**What the task requires:**
Below are the records; collect from them each line containing the string "image".

**Excerpted records:**
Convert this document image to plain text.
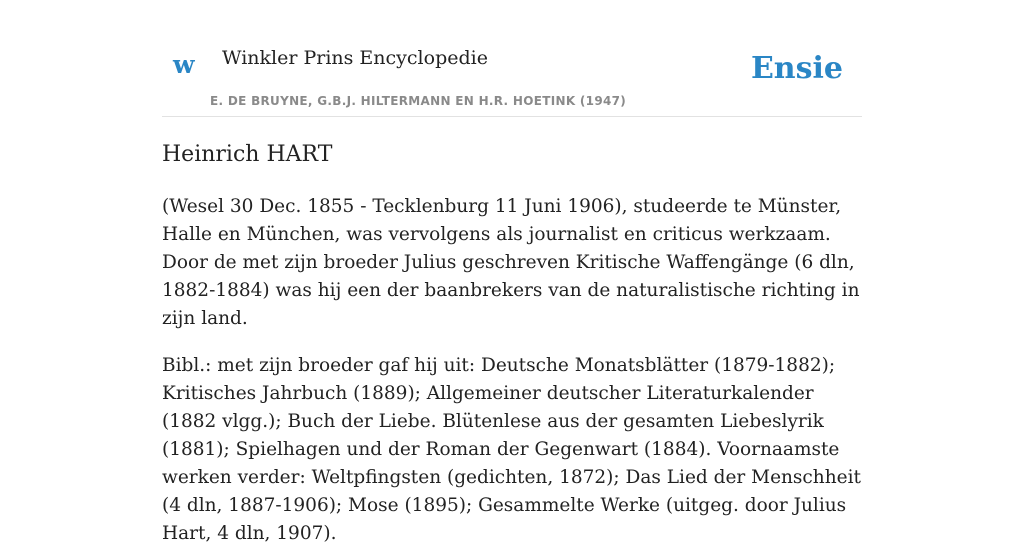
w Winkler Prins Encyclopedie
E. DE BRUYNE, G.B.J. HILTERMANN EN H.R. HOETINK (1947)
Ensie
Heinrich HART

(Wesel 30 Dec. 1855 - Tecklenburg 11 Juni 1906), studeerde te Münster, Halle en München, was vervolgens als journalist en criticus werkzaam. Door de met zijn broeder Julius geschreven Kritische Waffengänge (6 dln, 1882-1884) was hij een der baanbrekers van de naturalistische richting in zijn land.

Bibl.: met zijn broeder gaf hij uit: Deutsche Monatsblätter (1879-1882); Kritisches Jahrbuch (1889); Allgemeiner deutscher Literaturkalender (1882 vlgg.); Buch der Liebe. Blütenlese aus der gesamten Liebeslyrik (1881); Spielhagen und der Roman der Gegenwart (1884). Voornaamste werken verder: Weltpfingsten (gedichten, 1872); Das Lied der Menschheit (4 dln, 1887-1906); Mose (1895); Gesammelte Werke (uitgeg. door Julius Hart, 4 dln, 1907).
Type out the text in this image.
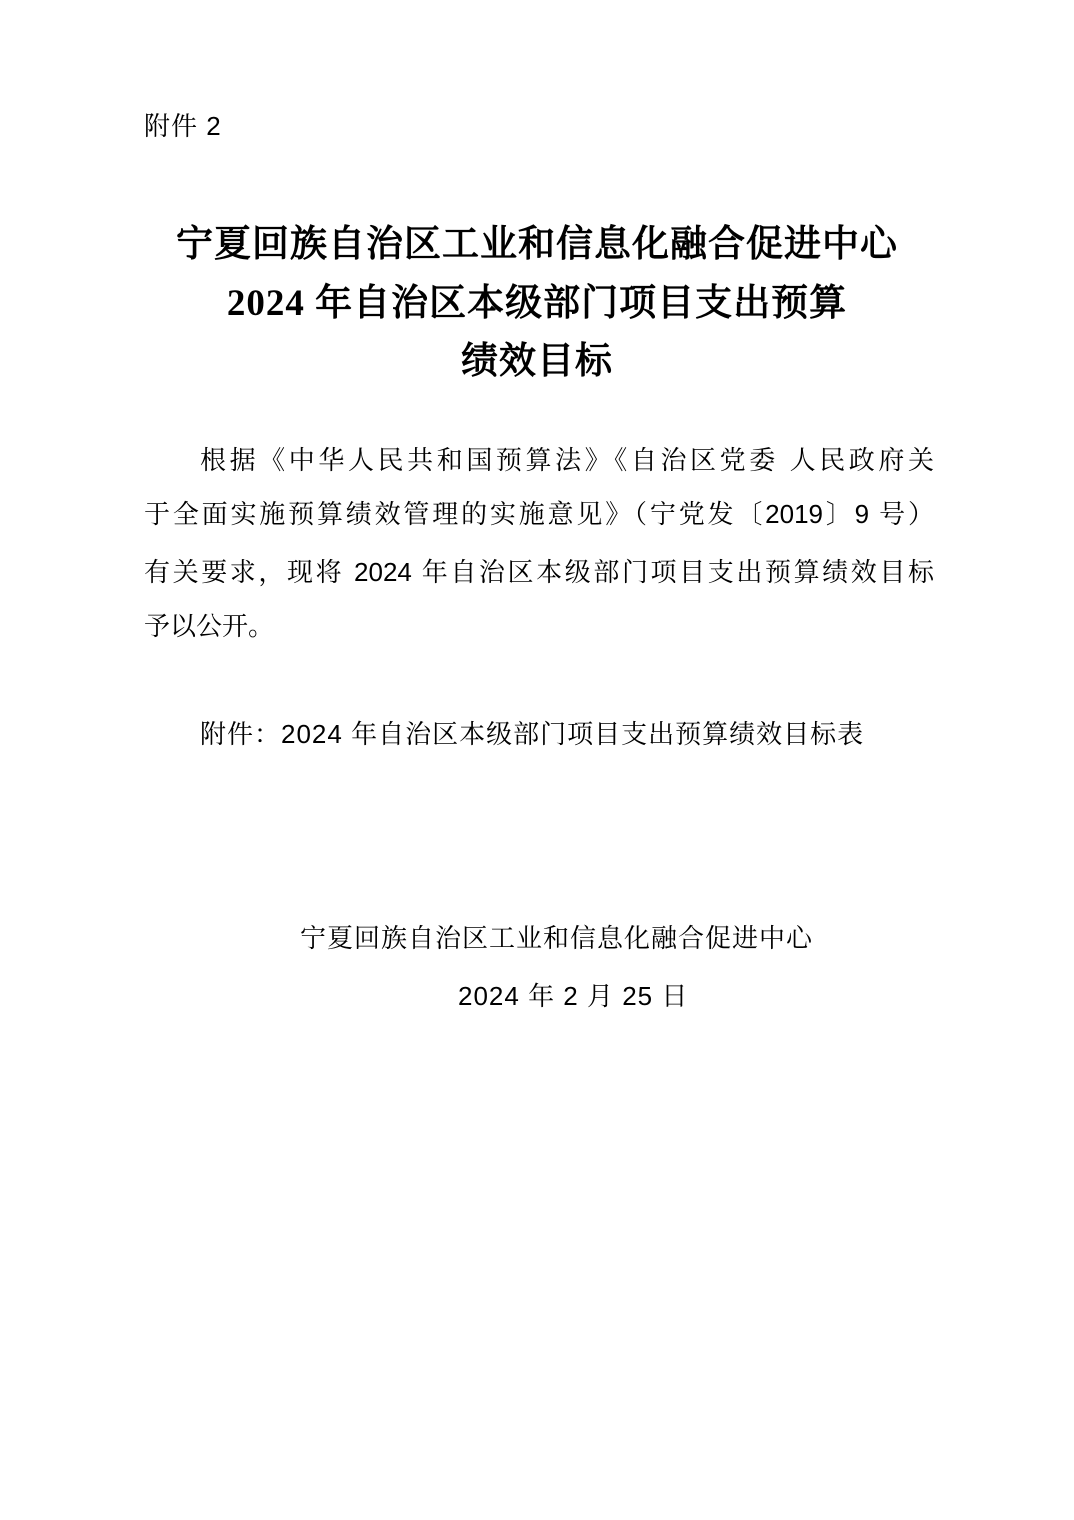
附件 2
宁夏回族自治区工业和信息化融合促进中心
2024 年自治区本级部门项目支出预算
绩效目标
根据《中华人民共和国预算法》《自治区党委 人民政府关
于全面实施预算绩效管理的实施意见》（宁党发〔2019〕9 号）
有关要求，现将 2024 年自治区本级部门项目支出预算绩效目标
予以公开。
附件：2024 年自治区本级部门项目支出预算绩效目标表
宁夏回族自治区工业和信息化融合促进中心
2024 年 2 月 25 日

* * *

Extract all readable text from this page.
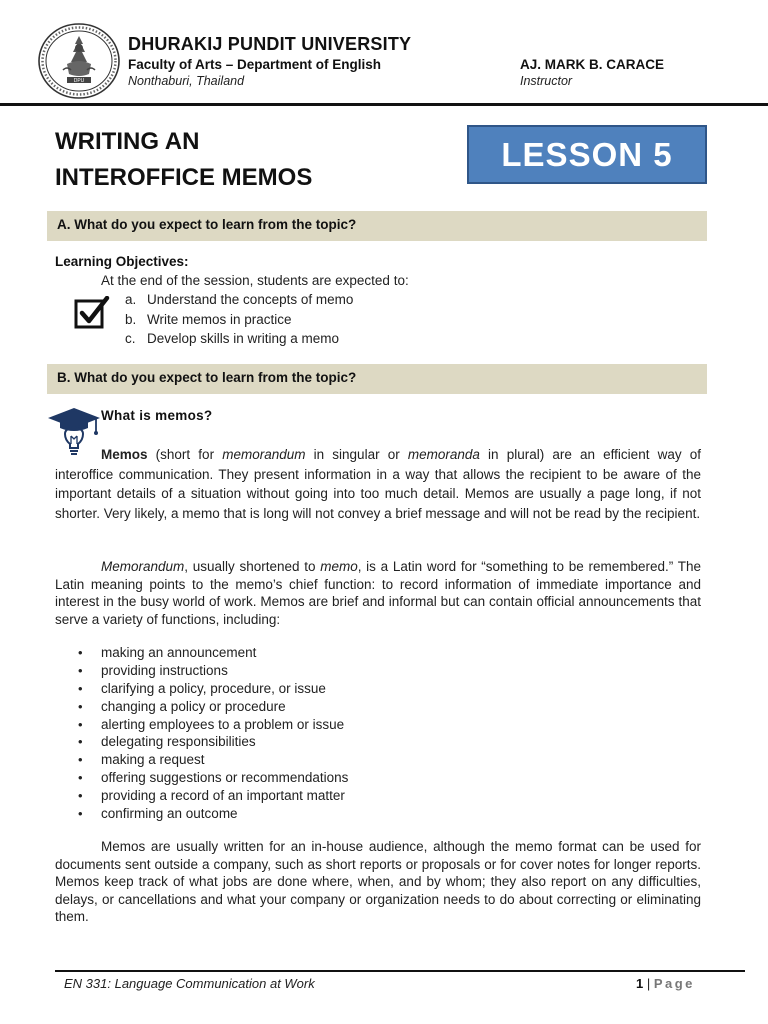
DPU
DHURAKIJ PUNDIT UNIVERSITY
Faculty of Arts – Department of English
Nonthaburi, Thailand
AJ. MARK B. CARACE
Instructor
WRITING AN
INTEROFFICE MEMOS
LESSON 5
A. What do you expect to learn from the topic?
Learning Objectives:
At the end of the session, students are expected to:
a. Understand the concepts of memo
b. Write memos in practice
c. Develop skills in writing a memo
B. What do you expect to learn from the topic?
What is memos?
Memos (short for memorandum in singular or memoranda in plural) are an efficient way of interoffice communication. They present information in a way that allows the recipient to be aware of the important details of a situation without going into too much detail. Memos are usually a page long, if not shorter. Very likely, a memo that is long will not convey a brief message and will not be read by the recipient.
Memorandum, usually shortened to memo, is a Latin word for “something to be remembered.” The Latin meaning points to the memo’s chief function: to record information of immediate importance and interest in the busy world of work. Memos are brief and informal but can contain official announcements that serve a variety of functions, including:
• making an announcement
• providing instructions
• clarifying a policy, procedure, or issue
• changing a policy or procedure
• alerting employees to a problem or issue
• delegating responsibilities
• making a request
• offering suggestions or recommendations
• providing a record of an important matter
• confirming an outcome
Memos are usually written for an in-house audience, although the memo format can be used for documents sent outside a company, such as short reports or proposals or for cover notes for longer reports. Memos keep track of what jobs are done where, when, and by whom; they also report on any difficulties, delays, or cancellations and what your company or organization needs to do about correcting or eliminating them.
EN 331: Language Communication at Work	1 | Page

**Result of this task:**
Convert this document image to plain text.
Type out the text in this image.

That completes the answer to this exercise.